Documento di origine:
'''

La Corte dichiara inammissibile il ricorso.

Ai sensi del D.P.R. n. 115 del 2002, art. 13, comma 1 quater, nel testo introdotto dalla L. n. 228 del 2012, art. 1, comma 17, dà atto della sussistenza dei presupposti processuali per il versamento da parte della ricorrente, dell’ulteriore importo a titolo di contributo unificato pari a quello, ove dovuto, per il ricorso, a norma dello stesso art. 13, comma 1-bis.

Così deciso in Roma, all’Adunanza camerale, il 16 dicembre 2020.

'''

Compito da svolgere:
Si risponda brevemente alle seguenti domande sul provvedimento della Corte.
1. Come si pronuncia la Corte sul ricorso?
2. Quale legge ha introdotto il testo del comma 1 quater dell'art. 13 del D.P.R. n. 115 del 2002?
3. In quale città e in quale data è stata presa la decisione?
L'elenco riportato di seguito non ha alcuna attinenza con questo compito.

Dati estratti:
'''

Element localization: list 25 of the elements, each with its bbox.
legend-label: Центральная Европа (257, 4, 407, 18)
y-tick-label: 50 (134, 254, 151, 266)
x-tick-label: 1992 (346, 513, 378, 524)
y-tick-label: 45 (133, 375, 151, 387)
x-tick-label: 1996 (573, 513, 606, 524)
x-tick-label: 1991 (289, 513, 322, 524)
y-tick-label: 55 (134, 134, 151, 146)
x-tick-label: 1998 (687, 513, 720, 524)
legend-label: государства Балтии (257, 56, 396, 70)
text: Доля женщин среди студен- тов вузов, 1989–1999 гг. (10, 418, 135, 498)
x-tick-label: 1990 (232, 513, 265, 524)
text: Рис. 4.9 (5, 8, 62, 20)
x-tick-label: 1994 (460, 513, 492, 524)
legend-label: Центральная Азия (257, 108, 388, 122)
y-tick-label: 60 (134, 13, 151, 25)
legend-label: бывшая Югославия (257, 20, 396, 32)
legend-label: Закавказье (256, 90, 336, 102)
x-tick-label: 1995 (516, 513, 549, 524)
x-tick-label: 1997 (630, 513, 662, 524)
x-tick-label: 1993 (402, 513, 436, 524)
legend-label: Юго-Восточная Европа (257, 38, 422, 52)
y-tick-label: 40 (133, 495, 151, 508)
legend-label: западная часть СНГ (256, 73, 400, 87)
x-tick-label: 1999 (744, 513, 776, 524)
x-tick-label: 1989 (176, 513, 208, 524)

'''

Compito svolto:
1. La Corte dichiara il ricorso inammissibile.
2. La L. n. 228 del 2012, art. 1, comma 17.
3. A Roma, il 16 dicembre 2020.